■ INPUT RECORDS:
━━━━━━

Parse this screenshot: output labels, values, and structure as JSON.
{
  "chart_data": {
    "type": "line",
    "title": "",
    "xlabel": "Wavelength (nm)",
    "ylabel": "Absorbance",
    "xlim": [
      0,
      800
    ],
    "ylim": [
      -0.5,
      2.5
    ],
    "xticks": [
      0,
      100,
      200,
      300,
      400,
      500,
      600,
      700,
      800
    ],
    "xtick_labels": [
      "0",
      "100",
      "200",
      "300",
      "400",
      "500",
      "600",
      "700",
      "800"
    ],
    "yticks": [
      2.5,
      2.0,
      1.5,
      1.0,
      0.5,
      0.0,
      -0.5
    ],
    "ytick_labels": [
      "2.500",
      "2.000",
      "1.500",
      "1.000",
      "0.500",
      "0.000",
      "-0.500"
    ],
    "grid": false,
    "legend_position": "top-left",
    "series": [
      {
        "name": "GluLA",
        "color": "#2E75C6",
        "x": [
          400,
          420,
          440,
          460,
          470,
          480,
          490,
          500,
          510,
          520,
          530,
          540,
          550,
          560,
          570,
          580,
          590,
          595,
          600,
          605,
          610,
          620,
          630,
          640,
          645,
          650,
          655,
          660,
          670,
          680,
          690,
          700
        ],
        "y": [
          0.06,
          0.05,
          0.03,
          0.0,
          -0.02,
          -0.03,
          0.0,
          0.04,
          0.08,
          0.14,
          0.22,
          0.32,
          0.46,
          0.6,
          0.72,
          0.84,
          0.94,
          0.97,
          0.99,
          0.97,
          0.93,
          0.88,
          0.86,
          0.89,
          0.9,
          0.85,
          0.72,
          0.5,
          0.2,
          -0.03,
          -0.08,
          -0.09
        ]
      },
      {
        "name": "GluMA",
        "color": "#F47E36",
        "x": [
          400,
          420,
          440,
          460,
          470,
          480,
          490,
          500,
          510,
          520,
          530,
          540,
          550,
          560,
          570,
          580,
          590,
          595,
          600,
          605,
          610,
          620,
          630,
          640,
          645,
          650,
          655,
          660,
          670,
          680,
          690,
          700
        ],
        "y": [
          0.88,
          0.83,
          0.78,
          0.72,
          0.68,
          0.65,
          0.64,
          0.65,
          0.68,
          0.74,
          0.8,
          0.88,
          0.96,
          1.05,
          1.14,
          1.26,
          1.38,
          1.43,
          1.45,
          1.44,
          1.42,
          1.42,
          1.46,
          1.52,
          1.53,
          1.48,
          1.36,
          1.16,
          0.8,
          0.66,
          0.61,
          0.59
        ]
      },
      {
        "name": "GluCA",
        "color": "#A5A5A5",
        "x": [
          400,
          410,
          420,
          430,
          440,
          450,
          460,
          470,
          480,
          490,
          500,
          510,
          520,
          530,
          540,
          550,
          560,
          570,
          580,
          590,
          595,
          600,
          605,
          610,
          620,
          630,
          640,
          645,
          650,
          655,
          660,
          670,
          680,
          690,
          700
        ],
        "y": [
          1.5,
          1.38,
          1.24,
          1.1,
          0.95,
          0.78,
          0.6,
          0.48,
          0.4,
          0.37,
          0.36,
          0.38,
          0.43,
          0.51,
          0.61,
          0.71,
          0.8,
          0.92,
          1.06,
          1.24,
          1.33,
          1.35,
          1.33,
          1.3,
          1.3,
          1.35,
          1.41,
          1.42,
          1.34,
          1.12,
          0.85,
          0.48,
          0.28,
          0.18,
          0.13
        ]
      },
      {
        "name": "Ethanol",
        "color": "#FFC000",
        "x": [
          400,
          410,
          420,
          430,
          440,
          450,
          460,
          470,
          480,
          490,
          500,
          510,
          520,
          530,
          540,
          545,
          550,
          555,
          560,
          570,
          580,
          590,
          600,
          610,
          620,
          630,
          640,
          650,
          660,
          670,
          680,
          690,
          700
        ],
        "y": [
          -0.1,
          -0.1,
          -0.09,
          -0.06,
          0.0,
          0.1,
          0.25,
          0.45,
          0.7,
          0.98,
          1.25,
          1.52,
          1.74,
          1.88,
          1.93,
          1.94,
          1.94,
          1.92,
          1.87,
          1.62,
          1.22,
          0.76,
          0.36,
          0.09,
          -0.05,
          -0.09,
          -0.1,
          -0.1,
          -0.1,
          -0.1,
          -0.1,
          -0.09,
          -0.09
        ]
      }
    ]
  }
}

━━━━━━

■ WHAT TO WORK ON: Output the records verbatim, from the first line to the last.

■ ANSWER FOR THIS EXERCISE:
Parse this screenshot: output labels, values, and structure as JSON.
{
  "chart_data": {
    "type": "line",
    "title": "",
    "xlabel": "Wavelength (nm)",
    "ylabel": "Absorbance",
    "xlim": [
      0,
      800
    ],
    "ylim": [
      -0.5,
      2.5
    ],
    "xticks": [
      0,
      100,
      200,
      300,
      400,
      500,
      600,
      700,
      800
    ],
    "xtick_labels": [
      "0",
      "100",
      "200",
      "300",
      "400",
      "500",
      "600",
      "700",
      "800"
    ],
    "yticks": [
      2.5,
      2.0,
      1.5,
      1.0,
      0.5,
      0.0,
      -0.5
    ],
    "ytick_labels": [
      "2.500",
      "2.000",
      "1.500",
      "1.000",
      "0.500",
      "0.000",
      "-0.500"
    ],
    "grid": false,
    "legend_position": "top-left",
    "series": [
      {
        "name": "GluLA",
        "color": "#2E75C6",
        "x": [
          400,
          420,
          440,
          460,
          470,
          480,
          490,
          500,
          510,
          520,
          530,
          540,
          550,
          560,
          570,
          580,
          590,
          595,
          600,
          605,
          610,
          620,
          630,
          640,
          645,
          650,
          655,
          660,
          670,
          680,
          690,
          700
        ],
        "y": [
          0.06,
          0.05,
          0.03,
          0.0,
          -0.02,
          -0.03,
          0.0,
          0.04,
          0.08,
          0.14,
          0.22,
          0.32,
          0.46,
          0.6,
          0.72,
          0.84,
          0.94,
          0.97,
          0.99,
          0.97,
          0.93,
          0.88,
          0.86,
          0.89,
          0.9,
          0.85,
          0.72,
          0.5,
          0.2,
          -0.03,
          -0.08,
          -0.09
        ]
      },
      {
        "name": "GluMA",
        "color": "#F47E36",
        "x": [
          400,
          420,
          440,
          460,
          470,
          480,
          490,
          500,
          510,
          520,
          530,
          540,
          550,
          560,
          570,
          580,
          590,
          595,
          600,
          605,
          610,
          620,
          630,
          640,
          645,
          650,
          655,
          660,
          670,
          680,
          690,
          700
        ],
        "y": [
          0.88,
          0.83,
          0.78,
          0.72,
          0.68,
          0.65,
          0.64,
          0.65,
          0.68,
          0.74,
          0.8,
          0.88,
          0.96,
          1.05,
          1.14,
          1.26,
          1.38,
          1.43,
          1.45,
          1.44,
          1.42,
          1.42,
          1.46,
          1.52,
          1.53,
          1.48,
          1.36,
          1.16,
          0.8,
          0.66,
          0.61,
          0.59
        ]
      },
      {
        "name": "GluCA",
        "color": "#A5A5A5",
        "x": [
          400,
          410,
          420,
          430,
          440,
          450,
          460,
          470,
          480,
          490,
          500,
          510,
          520,
          530,
          540,
          550,
          560,
          570,
          580,
          590,
          595,
          600,
          605,
          610,
          620,
          630,
          640,
          645,
          650,
          655,
          660,
          670,
          680,
          690,
          700
        ],
        "y": [
          1.5,
          1.38,
          1.24,
          1.1,
          0.95,
          0.78,
          0.6,
          0.48,
          0.4,
          0.37,
          0.36,
          0.38,
          0.43,
          0.51,
          0.61,
          0.71,
          0.8,
          0.92,
          1.06,
          1.24,
          1.33,
          1.35,
          1.33,
          1.3,
          1.3,
          1.35,
          1.41,
          1.42,
          1.34,
          1.12,
          0.85,
          0.48,
          0.28,
          0.18,
          0.13
        ]
      },
      {
        "name": "Ethanol",
        "color": "#FFC000",
        "x": [
          400,
          410,
          420,
          430,
          440,
          450,
          460,
          470,
          480,
          490,
          500,
          510,
          520,
          530,
          540,
          545,
          550,
          555,
          560,
          570,
          580,
          590,
          600,
          610,
          620,
          630,
          640,
          650,
          660,
          670,
          680,
          690,
          700
        ],
        "y": [
          -0.1,
          -0.1,
          -0.09,
          -0.06,
          0.0,
          0.1,
          0.25,
          0.45,
          0.7,
          0.98,
          1.25,
          1.52,
          1.74,
          1.88,
          1.93,
          1.94,
          1.94,
          1.92,
          1.87,
          1.62,
          1.22,
          0.76,
          0.36,
          0.09,
          -0.05,
          -0.09,
          -0.1,
          -0.1,
          -0.1,
          -0.1,
          -0.1,
          -0.09,
          -0.09
        ]
      }
    ]
  }
}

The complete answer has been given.